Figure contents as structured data
....................
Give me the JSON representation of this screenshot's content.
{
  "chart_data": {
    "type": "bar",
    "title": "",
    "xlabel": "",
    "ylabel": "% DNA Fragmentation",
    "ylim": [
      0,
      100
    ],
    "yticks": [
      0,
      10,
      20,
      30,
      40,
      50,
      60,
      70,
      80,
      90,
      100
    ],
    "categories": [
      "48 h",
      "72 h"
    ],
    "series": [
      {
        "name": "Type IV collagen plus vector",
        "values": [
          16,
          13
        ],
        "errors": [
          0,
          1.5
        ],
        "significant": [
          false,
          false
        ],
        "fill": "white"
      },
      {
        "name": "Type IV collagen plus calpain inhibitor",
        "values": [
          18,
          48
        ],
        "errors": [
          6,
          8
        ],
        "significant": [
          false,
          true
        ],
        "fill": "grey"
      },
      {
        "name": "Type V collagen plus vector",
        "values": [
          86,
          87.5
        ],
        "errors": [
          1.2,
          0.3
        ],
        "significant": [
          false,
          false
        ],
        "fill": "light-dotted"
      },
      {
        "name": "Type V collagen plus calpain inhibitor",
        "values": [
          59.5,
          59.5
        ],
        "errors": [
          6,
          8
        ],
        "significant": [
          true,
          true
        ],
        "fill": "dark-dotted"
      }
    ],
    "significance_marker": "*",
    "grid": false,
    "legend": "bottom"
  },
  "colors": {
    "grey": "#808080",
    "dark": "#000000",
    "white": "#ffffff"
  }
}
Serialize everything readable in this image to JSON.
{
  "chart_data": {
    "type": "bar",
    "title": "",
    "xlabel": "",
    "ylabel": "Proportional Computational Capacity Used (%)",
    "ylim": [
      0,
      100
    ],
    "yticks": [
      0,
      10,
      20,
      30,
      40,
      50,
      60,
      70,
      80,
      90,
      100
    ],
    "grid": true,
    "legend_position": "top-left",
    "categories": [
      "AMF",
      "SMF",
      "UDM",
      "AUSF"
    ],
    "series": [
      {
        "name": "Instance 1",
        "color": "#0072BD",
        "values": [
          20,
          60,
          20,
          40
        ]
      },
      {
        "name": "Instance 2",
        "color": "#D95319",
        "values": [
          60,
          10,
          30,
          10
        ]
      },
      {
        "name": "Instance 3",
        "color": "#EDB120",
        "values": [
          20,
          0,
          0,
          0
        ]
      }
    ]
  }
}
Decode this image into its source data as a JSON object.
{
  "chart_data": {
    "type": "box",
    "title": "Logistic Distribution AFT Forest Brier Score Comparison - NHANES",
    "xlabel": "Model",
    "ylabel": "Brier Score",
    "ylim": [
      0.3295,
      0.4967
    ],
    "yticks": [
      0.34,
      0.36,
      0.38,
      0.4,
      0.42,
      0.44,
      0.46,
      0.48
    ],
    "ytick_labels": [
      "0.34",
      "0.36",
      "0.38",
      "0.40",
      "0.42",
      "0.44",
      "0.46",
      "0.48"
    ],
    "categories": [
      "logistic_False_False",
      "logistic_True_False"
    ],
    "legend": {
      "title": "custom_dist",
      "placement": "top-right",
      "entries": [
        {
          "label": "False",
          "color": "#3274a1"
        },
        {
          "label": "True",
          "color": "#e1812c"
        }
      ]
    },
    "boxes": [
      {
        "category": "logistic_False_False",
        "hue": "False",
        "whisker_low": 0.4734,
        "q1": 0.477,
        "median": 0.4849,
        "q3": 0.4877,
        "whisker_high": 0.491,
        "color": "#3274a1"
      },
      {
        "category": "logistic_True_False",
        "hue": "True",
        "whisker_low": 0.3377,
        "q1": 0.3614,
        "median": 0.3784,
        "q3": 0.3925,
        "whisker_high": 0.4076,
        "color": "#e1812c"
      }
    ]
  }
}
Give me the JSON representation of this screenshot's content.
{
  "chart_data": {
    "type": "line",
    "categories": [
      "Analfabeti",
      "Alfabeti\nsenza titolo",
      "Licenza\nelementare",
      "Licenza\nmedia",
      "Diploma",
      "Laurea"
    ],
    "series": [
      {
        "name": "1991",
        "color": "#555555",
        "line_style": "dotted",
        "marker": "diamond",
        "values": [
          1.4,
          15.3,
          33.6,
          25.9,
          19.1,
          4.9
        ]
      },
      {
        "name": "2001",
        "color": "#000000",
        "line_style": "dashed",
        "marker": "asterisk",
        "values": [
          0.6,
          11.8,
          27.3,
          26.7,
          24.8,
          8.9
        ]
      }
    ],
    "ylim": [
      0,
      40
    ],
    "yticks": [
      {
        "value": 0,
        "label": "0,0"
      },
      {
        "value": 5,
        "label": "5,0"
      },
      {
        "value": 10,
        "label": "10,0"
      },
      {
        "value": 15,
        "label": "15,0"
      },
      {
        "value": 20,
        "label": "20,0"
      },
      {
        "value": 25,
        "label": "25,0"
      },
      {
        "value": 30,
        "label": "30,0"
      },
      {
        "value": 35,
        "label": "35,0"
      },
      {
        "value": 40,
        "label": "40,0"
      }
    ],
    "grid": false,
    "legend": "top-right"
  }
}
....................
** GOAL OF THE EXERCISE **
Go over the records above and tally each line that includes "name". Give the total by itself.

** IN RESPONSE **
9